*TASK INSTRUCTIONS*
Produce a verbatim copy of the entries listed below.
-- START DATASET ROWS --
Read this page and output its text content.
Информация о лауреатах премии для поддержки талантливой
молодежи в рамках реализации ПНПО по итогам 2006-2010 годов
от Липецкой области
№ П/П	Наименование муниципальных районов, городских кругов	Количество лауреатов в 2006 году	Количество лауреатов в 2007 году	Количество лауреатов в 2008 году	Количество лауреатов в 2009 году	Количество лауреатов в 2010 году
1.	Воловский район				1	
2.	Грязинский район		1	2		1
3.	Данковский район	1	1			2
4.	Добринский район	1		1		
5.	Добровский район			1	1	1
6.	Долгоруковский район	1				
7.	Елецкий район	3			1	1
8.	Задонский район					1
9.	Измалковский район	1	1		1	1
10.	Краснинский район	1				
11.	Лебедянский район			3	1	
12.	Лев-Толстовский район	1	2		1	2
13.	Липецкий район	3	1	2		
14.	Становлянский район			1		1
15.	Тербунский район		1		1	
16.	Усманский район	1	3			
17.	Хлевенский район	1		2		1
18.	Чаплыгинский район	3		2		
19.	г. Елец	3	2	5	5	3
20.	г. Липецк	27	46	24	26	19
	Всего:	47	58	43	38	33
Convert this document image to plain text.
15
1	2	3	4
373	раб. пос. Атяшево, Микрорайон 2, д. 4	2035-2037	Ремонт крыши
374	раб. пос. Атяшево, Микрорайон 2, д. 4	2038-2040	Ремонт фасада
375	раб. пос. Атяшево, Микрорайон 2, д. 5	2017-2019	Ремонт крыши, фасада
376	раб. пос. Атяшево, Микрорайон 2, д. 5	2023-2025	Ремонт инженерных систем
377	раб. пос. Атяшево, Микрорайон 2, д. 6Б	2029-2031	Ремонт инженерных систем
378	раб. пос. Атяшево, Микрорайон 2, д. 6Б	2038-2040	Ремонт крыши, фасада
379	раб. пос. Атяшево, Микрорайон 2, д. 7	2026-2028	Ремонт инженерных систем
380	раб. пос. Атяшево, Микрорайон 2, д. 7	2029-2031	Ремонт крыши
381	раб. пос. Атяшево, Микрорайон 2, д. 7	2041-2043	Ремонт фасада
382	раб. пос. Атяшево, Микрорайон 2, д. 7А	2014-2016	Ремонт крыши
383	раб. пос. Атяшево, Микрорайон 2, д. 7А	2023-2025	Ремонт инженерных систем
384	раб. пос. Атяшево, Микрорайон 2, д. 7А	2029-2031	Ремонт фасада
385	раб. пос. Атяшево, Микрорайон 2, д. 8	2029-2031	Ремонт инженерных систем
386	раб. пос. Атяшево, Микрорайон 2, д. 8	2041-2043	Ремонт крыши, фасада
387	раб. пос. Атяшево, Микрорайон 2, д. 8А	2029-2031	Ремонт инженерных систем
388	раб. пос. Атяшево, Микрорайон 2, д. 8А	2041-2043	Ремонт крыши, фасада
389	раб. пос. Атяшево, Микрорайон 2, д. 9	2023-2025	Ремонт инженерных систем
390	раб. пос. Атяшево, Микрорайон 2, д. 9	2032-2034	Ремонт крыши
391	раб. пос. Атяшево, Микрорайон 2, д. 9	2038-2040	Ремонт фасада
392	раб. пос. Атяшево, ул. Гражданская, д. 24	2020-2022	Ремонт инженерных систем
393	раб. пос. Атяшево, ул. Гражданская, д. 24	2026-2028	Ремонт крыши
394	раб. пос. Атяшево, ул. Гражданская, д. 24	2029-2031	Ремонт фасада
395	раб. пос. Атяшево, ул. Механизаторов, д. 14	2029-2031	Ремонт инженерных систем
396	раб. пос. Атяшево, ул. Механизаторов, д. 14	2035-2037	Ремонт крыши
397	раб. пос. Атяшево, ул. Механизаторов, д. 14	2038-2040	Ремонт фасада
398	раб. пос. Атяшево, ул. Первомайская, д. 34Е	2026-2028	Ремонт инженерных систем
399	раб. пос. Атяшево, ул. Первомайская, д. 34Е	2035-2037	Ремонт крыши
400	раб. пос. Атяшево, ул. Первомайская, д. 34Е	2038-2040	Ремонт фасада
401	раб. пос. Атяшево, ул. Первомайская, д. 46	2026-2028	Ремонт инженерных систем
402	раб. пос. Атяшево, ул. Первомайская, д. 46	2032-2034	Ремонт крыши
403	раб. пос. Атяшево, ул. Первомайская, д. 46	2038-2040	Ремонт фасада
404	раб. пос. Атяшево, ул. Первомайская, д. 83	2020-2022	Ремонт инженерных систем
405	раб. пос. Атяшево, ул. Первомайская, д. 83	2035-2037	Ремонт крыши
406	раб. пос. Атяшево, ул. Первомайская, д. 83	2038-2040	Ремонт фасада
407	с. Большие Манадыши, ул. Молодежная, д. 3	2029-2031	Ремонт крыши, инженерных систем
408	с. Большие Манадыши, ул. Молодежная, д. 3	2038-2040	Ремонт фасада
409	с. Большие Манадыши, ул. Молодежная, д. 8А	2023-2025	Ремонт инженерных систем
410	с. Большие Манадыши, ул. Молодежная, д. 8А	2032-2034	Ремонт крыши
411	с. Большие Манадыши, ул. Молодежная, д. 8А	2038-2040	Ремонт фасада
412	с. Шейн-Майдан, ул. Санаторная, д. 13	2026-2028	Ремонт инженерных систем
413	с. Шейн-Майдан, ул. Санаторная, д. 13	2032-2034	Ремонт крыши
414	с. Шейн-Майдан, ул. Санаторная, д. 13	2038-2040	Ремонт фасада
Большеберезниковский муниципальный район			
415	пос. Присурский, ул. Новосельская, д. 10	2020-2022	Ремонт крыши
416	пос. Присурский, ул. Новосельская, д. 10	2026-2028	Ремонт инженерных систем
-- END DATASET ROWS --
*EXERCISE RESPONSE*
Read this page and output its text content.
Информация о лауреатах премии для поддержки талантливой
молодежи в рамках реализации ПНПО по итогам 2006-2010 годов
от Липецкой области
№ П/П	Наименование муниципальных районов, городских кругов	Количество лауреатов в 2006 году	Количество лауреатов в 2007 году	Количество лауреатов в 2008 году	Количество лауреатов в 2009 году	Количество лауреатов в 2010 году
1.	Воловский район				1	
2.	Грязинский район		1	2		1
3.	Данковский район	1	1			2
4.	Добринский район	1		1		
5.	Добровский район			1	1	1
6.	Долгоруковский район	1				
7.	Елецкий район	3			1	1
8.	Задонский район					1
9.	Измалковский район	1	1		1	1
10.	Краснинский район	1				
11.	Лебедянский район			3	1	
12.	Лев-Толстовский район	1	2		1	2
13.	Липецкий район	3	1	2		
14.	Становлянский район			1		1
15.	Тербунский район		1		1	
16.	Усманский район	1	3			
17.	Хлевенский район	1		2		1
18.	Чаплыгинский район	3		2		
19.	г. Елец	3	2	5	5	3
20.	г. Липецк	27	46	24	26	19
	Всего:	47	58	43	38	33
Convert this document image to plain text.
15
1	2	3	4
373	раб. пос. Атяшево, Микрорайон 2, д. 4	2035-2037	Ремонт крыши
374	раб. пос. Атяшево, Микрорайон 2, д. 4	2038-2040	Ремонт фасада
375	раб. пос. Атяшево, Микрорайон 2, д. 5	2017-2019	Ремонт крыши, фасада
376	раб. пос. Атяшево, Микрорайон 2, д. 5	2023-2025	Ремонт инженерных систем
377	раб. пос. Атяшево, Микрорайон 2, д. 6Б	2029-2031	Ремонт инженерных систем
378	раб. пос. Атяшево, Микрорайон 2, д. 6Б	2038-2040	Ремонт крыши, фасада
379	раб. пос. Атяшево, Микрорайон 2, д. 7	2026-2028	Ремонт инженерных систем
380	раб. пос. Атяшево, Микрорайон 2, д. 7	2029-2031	Ремонт крыши
381	раб. пос. Атяшево, Микрорайон 2, д. 7	2041-2043	Ремонт фасада
382	раб. пос. Атяшево, Микрорайон 2, д. 7А	2014-2016	Ремонт крыши
383	раб. пос. Атяшево, Микрорайон 2, д. 7А	2023-2025	Ремонт инженерных систем
384	раб. пос. Атяшево, Микрорайон 2, д. 7А	2029-2031	Ремонт фасада
385	раб. пос. Атяшево, Микрорайон 2, д. 8	2029-2031	Ремонт инженерных систем
386	раб. пос. Атяшево, Микрорайон 2, д. 8	2041-2043	Ремонт крыши, фасада
387	раб. пос. Атяшево, Микрорайон 2, д. 8А	2029-2031	Ремонт инженерных систем
388	раб. пос. Атяшево, Микрорайон 2, д. 8А	2041-2043	Ремонт крыши, фасада
389	раб. пос. Атяшево, Микрорайон 2, д. 9	2023-2025	Ремонт инженерных систем
390	раб. пос. Атяшево, Микрорайон 2, д. 9	2032-2034	Ремонт крыши
391	раб. пос. Атяшево, Микрорайон 2, д. 9	2038-2040	Ремонт фасада
392	раб. пос. Атяшево, ул. Гражданская, д. 24	2020-2022	Ремонт инженерных систем
393	раб. пос. Атяшево, ул. Гражданская, д. 24	2026-2028	Ремонт крыши
394	раб. пос. Атяшево, ул. Гражданская, д. 24	2029-2031	Ремонт фасада
395	раб. пос. Атяшево, ул. Механизаторов, д. 14	2029-2031	Ремонт инженерных систем
396	раб. пос. Атяшево, ул. Механизаторов, д. 14	2035-2037	Ремонт крыши
397	раб. пос. Атяшево, ул. Механизаторов, д. 14	2038-2040	Ремонт фасада
398	раб. пос. Атяшево, ул. Первомайская, д. 34Е	2026-2028	Ремонт инженерных систем
399	раб. пос. Атяшево, ул. Первомайская, д. 34Е	2035-2037	Ремонт крыши
400	раб. пос. Атяшево, ул. Первомайская, д. 34Е	2038-2040	Ремонт фасада
401	раб. пос. Атяшево, ул. Первомайская, д. 46	2026-2028	Ремонт инженерных систем
402	раб. пос. Атяшево, ул. Первомайская, д. 46	2032-2034	Ремонт крыши
403	раб. пос. Атяшево, ул. Первомайская, д. 46	2038-2040	Ремонт фасада
404	раб. пос. Атяшево, ул. Первомайская, д. 83	2020-2022	Ремонт инженерных систем
405	раб. пос. Атяшево, ул. Первомайская, д. 83	2035-2037	Ремонт крыши
406	раб. пос. Атяшево, ул. Первомайская, д. 83	2038-2040	Ремонт фасада
407	с. Большие Манадыши, ул. Молодежная, д. 3	2029-2031	Ремонт крыши, инженерных систем
408	с. Большие Манадыши, ул. Молодежная, д. 3	2038-2040	Ремонт фасада
409	с. Большие Манадыши, ул. Молодежная, д. 8А	2023-2025	Ремонт инженерных систем
410	с. Большие Манадыши, ул. Молодежная, д. 8А	2032-2034	Ремонт крыши
411	с. Большие Манадыши, ул. Молодежная, д. 8А	2038-2040	Ремонт фасада
412	с. Шейн-Майдан, ул. Санаторная, д. 13	2026-2028	Ремонт инженерных систем
413	с. Шейн-Майдан, ул. Санаторная, д. 13	2032-2034	Ремонт крыши
414	с. Шейн-Майдан, ул. Санаторная, д. 13	2038-2040	Ремонт фасада
Большеберезниковский муниципальный район			
415	пос. Присурский, ул. Новосельская, д. 10	2020-2022	Ремонт крыши
416	пос. Присурский, ул. Новосельская, д. 10	2026-2028	Ремонт инженерных систем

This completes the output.